>> Begin DATASET

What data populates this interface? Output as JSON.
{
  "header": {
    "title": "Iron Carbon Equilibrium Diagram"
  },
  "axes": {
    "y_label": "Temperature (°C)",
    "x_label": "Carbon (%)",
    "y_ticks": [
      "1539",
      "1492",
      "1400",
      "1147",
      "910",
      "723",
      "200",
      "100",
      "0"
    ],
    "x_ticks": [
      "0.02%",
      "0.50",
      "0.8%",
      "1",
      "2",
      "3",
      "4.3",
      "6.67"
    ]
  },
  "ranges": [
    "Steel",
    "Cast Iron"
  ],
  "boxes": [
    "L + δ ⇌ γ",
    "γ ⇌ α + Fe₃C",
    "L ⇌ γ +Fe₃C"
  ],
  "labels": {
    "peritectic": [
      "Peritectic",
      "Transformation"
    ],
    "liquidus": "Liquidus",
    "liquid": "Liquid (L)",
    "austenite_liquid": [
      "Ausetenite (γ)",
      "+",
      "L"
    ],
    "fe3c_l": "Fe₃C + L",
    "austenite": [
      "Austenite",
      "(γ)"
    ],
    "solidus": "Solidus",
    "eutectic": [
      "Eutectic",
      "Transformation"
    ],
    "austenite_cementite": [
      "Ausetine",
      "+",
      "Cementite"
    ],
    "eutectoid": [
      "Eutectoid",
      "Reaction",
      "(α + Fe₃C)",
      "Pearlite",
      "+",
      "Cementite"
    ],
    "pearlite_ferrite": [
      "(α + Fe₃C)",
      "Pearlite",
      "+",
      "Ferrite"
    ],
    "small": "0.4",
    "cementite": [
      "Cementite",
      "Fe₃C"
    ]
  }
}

>> End DATASET

## PROBLEM STATEMENT
All of the records must be repeated exactly.

## FINAL RESULT
What data populates this interface? Output as JSON.
{
  "header": {
    "title": "Iron Carbon Equilibrium Diagram"
  },
  "axes": {
    "y_label": "Temperature (°C)",
    "x_label": "Carbon (%)",
    "y_ticks": [
      "1539",
      "1492",
      "1400",
      "1147",
      "910",
      "723",
      "200",
      "100",
      "0"
    ],
    "x_ticks": [
      "0.02%",
      "0.50",
      "0.8%",
      "1",
      "2",
      "3",
      "4.3",
      "6.67"
    ]
  },
  "ranges": [
    "Steel",
    "Cast Iron"
  ],
  "boxes": [
    "L + δ ⇌ γ",
    "γ ⇌ α + Fe₃C",
    "L ⇌ γ +Fe₃C"
  ],
  "labels": {
    "peritectic": [
      "Peritectic",
      "Transformation"
    ],
    "liquidus": "Liquidus",
    "liquid": "Liquid (L)",
    "austenite_liquid": [
      "Ausetenite (γ)",
      "+",
      "L"
    ],
    "fe3c_l": "Fe₃C + L",
    "austenite": [
      "Austenite",
      "(γ)"
    ],
    "solidus": "Solidus",
    "eutectic": [
      "Eutectic",
      "Transformation"
    ],
    "austenite_cementite": [
      "Ausetine",
      "+",
      "Cementite"
    ],
    "eutectoid": [
      "Eutectoid",
      "Reaction",
      "(α + Fe₃C)",
      "Pearlite",
      "+",
      "Cementite"
    ],
    "pearlite_ferrite": [
      "(α + Fe₃C)",
      "Pearlite",
      "+",
      "Ferrite"
    ],
    "small": "0.4",
    "cementite": [
      "Cementite",
      "Fe₃C"
    ]
  }
}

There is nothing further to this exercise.